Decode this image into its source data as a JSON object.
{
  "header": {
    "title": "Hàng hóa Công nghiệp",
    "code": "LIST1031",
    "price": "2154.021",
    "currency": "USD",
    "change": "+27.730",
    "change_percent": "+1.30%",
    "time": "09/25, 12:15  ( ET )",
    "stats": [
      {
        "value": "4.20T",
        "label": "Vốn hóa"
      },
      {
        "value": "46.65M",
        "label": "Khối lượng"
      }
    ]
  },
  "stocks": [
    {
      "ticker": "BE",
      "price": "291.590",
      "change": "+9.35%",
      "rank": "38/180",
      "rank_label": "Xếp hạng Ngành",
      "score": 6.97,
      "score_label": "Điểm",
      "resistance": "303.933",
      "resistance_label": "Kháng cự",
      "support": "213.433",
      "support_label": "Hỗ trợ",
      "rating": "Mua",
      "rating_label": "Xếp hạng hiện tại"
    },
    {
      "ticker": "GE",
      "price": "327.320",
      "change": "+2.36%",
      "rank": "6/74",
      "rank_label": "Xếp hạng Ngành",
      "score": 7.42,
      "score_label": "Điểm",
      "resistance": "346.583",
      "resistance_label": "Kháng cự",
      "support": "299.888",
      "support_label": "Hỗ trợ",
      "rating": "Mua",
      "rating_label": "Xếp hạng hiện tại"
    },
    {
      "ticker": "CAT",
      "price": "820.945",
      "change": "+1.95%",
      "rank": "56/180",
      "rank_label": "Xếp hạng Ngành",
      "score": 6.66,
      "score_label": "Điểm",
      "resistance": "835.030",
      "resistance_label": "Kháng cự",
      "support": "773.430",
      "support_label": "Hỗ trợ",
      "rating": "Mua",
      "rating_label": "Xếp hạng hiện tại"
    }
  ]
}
____________
■ **Problem requirements**
Word for word, quote all of the data above.

■ **Solved problem**
Decode this image into its source data as a JSON object.
{
  "header": {
    "title": "Hàng hóa Công nghiệp",
    "code": "LIST1031",
    "price": "2154.021",
    "currency": "USD",
    "change": "+27.730",
    "change_percent": "+1.30%",
    "time": "09/25, 12:15  ( ET )",
    "stats": [
      {
        "value": "4.20T",
        "label": "Vốn hóa"
      },
      {
        "value": "46.65M",
        "label": "Khối lượng"
      }
    ]
  },
  "stocks": [
    {
      "ticker": "BE",
      "price": "291.590",
      "change": "+9.35%",
      "rank": "38/180",
      "rank_label": "Xếp hạng Ngành",
      "score": 6.97,
      "score_label": "Điểm",
      "resistance": "303.933",
      "resistance_label": "Kháng cự",
      "support": "213.433",
      "support_label": "Hỗ trợ",
      "rating": "Mua",
      "rating_label": "Xếp hạng hiện tại"
    },
    {
      "ticker": "GE",
      "price": "327.320",
      "change": "+2.36%",
      "rank": "6/74",
      "rank_label": "Xếp hạng Ngành",
      "score": 7.42,
      "score_label": "Điểm",
      "resistance": "346.583",
      "resistance_label": "Kháng cự",
      "support": "299.888",
      "support_label": "Hỗ trợ",
      "rating": "Mua",
      "rating_label": "Xếp hạng hiện tại"
    },
    {
      "ticker": "CAT",
      "price": "820.945",
      "change": "+1.95%",
      "rank": "56/180",
      "rank_label": "Xếp hạng Ngành",
      "score": 6.66,
      "score_label": "Điểm",
      "resistance": "835.030",
      "resistance_label": "Kháng cự",
      "support": "773.430",
      "support_label": "Hỗ trợ",
      "rating": "Mua",
      "rating_label": "Xếp hạng hiện tại"
    }
  ]
}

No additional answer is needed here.